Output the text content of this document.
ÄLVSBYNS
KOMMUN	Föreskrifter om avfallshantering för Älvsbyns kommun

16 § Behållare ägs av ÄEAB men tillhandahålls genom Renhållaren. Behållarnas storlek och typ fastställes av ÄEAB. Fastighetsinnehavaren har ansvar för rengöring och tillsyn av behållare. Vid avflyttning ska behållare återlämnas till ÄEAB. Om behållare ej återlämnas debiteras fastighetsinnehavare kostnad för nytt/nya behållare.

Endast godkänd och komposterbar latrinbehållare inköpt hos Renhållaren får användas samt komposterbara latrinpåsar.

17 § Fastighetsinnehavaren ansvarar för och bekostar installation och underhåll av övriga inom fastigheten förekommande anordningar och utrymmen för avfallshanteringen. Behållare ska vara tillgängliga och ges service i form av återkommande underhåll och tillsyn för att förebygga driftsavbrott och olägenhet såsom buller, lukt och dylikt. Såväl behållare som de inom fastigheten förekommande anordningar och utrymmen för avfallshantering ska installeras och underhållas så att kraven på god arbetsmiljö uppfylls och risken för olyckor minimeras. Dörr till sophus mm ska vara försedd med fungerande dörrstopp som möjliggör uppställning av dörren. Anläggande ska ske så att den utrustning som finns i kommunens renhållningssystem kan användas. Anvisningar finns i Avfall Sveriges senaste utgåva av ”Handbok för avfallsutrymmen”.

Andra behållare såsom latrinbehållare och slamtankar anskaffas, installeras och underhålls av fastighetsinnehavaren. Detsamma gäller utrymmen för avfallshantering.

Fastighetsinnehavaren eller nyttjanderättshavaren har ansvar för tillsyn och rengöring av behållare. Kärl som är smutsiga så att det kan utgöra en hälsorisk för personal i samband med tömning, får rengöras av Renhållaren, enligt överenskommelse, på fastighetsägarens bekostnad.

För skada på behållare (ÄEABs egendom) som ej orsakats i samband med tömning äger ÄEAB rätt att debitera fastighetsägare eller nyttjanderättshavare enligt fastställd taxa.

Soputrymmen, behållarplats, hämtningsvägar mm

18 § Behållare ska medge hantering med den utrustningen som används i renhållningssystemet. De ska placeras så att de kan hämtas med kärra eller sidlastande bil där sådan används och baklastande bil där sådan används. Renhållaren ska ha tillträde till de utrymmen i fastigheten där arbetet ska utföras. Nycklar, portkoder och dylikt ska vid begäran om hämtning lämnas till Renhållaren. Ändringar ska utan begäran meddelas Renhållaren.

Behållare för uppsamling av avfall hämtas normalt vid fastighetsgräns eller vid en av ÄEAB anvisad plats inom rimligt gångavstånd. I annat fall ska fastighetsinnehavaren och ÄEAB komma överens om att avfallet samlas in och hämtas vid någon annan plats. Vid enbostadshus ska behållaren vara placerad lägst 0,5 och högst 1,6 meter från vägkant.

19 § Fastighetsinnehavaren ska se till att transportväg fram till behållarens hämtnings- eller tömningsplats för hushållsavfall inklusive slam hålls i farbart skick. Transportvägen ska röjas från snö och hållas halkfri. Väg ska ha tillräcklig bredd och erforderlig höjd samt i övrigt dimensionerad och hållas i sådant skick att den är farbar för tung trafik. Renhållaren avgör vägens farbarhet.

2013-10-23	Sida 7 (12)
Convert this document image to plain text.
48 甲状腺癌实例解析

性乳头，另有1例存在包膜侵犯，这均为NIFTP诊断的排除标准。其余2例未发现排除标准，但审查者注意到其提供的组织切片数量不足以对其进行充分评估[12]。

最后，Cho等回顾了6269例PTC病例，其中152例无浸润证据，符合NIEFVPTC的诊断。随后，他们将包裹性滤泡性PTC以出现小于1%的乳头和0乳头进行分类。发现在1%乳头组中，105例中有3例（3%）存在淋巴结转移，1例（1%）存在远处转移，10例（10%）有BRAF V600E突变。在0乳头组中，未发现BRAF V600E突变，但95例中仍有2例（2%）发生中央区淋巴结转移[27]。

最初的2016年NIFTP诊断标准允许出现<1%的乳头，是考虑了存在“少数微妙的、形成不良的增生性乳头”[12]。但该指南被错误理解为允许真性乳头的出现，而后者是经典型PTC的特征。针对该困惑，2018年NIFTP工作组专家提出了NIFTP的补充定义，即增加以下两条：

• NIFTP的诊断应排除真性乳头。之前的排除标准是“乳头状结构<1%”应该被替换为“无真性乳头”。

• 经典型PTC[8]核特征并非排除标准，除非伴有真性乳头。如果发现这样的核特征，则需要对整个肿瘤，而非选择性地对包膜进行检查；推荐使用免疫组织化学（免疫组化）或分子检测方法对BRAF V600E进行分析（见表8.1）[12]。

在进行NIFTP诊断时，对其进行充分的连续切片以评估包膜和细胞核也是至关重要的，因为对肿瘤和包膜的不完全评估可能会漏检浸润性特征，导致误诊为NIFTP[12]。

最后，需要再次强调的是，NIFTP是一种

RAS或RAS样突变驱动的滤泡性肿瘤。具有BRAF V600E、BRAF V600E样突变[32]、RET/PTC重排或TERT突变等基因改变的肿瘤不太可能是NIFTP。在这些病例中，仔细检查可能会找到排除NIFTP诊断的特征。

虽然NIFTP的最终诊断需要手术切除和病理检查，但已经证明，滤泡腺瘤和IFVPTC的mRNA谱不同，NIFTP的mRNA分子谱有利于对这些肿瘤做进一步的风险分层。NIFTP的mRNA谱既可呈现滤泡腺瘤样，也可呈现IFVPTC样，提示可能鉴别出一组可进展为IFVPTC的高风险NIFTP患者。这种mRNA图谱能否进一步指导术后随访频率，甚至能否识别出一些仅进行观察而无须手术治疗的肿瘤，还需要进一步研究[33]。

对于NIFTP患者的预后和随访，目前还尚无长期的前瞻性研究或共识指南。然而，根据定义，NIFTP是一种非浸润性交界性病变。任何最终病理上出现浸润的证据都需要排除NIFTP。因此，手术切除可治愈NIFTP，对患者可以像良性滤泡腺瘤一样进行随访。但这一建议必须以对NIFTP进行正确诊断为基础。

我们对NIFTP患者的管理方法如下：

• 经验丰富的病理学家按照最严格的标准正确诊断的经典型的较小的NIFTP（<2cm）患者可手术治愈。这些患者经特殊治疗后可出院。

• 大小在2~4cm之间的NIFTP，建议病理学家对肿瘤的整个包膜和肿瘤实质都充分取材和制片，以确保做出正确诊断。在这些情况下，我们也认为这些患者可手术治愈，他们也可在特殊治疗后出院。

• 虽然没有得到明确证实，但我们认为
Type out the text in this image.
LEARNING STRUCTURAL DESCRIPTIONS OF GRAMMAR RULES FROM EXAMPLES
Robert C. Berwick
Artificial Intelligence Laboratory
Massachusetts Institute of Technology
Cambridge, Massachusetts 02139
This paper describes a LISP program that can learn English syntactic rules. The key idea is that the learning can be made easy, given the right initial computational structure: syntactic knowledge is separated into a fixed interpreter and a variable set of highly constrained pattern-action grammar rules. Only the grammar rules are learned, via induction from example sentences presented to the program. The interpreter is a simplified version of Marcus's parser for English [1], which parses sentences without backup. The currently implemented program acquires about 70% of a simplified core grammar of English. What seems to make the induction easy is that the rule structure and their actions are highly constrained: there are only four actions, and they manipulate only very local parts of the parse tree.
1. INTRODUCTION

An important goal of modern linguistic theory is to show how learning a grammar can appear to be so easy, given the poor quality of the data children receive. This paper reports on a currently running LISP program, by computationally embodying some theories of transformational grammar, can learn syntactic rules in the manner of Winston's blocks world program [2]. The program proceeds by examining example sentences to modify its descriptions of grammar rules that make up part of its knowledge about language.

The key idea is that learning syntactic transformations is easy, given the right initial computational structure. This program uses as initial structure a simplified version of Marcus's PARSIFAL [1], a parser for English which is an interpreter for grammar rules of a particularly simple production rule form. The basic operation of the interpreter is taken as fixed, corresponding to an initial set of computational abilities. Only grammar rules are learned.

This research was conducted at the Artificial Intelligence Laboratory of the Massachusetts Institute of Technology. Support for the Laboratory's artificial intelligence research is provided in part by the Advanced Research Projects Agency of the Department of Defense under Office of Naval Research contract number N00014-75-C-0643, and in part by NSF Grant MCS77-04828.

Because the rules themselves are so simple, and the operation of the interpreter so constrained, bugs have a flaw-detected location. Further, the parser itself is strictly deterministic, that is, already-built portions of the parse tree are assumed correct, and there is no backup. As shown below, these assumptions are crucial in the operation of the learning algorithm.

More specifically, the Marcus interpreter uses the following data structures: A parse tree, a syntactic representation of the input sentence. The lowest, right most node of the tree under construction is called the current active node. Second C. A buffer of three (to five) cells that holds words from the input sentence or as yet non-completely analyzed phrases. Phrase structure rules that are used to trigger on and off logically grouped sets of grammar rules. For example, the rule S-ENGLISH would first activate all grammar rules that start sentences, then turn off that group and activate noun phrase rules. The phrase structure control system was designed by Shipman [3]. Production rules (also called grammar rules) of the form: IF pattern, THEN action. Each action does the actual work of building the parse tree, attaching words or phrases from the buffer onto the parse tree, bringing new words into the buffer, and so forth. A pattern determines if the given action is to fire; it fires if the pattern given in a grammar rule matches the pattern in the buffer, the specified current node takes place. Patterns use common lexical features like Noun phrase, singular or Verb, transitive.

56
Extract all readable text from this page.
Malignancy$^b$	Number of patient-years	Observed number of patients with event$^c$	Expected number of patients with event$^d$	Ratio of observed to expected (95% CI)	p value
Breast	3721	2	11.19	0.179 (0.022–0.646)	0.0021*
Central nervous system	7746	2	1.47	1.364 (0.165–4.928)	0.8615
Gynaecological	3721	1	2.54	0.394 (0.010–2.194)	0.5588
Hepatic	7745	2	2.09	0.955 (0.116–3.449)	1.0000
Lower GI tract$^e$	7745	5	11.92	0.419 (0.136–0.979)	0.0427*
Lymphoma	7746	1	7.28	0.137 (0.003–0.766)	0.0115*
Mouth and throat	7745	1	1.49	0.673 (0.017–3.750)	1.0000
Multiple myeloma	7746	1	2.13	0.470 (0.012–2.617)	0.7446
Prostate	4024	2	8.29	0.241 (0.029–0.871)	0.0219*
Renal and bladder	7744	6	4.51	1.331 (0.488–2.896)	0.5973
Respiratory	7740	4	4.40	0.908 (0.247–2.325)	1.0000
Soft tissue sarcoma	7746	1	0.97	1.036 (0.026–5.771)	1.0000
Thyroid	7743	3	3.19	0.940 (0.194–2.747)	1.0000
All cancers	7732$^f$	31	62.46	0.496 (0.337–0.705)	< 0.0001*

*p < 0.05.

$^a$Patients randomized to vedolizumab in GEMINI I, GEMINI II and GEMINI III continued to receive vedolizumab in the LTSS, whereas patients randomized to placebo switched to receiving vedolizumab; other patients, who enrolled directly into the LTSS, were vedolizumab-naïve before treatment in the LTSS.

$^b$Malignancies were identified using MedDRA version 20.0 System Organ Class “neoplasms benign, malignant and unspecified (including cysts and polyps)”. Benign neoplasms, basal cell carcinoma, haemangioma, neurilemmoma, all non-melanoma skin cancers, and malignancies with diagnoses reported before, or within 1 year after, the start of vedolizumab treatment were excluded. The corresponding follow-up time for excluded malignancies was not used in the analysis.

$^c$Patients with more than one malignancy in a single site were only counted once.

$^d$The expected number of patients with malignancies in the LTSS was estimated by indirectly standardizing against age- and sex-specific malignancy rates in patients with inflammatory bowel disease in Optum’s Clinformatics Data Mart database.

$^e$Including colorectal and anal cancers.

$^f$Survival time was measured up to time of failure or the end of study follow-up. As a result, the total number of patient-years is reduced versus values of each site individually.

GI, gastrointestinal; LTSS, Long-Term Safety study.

**Description of the task**:
Across the listing above, count the lines that contain the string "study" and report the figure alone.

**Solution to this exercise**:
2